Give the data below again exactly as it stands. Omit the pictures.
— Start ENTRIES SUPPLIED —
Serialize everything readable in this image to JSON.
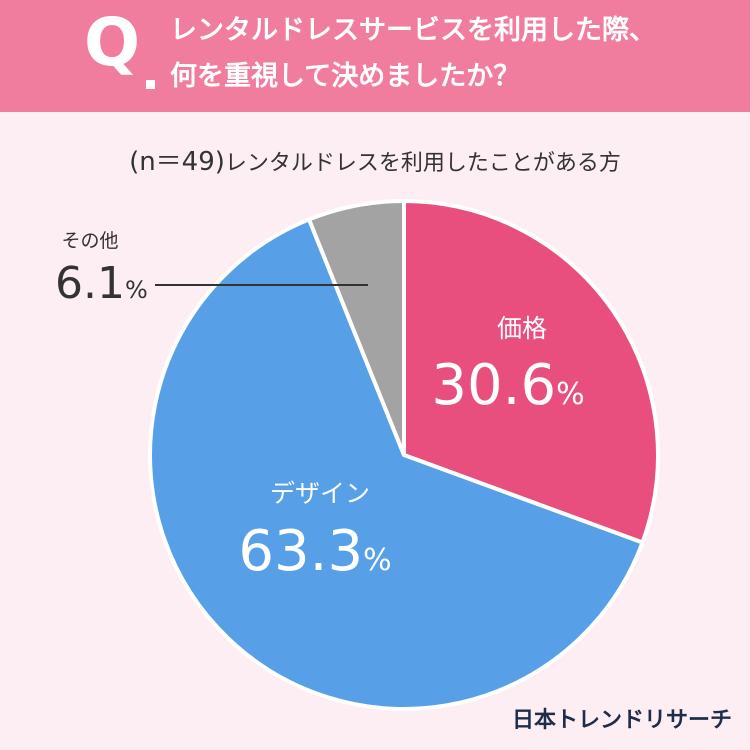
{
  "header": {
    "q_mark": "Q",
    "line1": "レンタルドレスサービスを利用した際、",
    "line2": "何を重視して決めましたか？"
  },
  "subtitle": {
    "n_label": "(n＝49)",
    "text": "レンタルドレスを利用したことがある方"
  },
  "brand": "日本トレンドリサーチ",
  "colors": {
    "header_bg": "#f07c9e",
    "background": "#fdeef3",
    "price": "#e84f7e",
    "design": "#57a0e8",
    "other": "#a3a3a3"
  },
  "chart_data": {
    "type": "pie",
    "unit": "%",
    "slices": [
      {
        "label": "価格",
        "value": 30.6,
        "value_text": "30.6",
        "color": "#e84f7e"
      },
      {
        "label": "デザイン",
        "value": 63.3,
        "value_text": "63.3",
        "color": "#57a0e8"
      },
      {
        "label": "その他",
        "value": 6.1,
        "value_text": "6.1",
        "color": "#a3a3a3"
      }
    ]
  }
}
— End ENTRIES SUPPLIED —
## SOLUTION TO THIS PROBLEM
Serialize everything readable in this image to JSON.
{
  "header": {
    "q_mark": "Q",
    "line1": "レンタルドレスサービスを利用した際、",
    "line2": "何を重視して決めましたか？"
  },
  "subtitle": {
    "n_label": "(n＝49)",
    "text": "レンタルドレスを利用したことがある方"
  },
  "brand": "日本トレンドリサーチ",
  "colors": {
    "header_bg": "#f07c9e",
    "background": "#fdeef3",
    "price": "#e84f7e",
    "design": "#57a0e8",
    "other": "#a3a3a3"
  },
  "chart_data": {
    "type": "pie",
    "unit": "%",
    "slices": [
      {
        "label": "価格",
        "value": 30.6,
        "value_text": "30.6",
        "color": "#e84f7e"
      },
      {
        "label": "デザイン",
        "value": 63.3,
        "value_text": "63.3",
        "color": "#57a0e8"
      },
      {
        "label": "その他",
        "value": 6.1,
        "value_text": "6.1",
        "color": "#a3a3a3"
      }
    ]
  }
}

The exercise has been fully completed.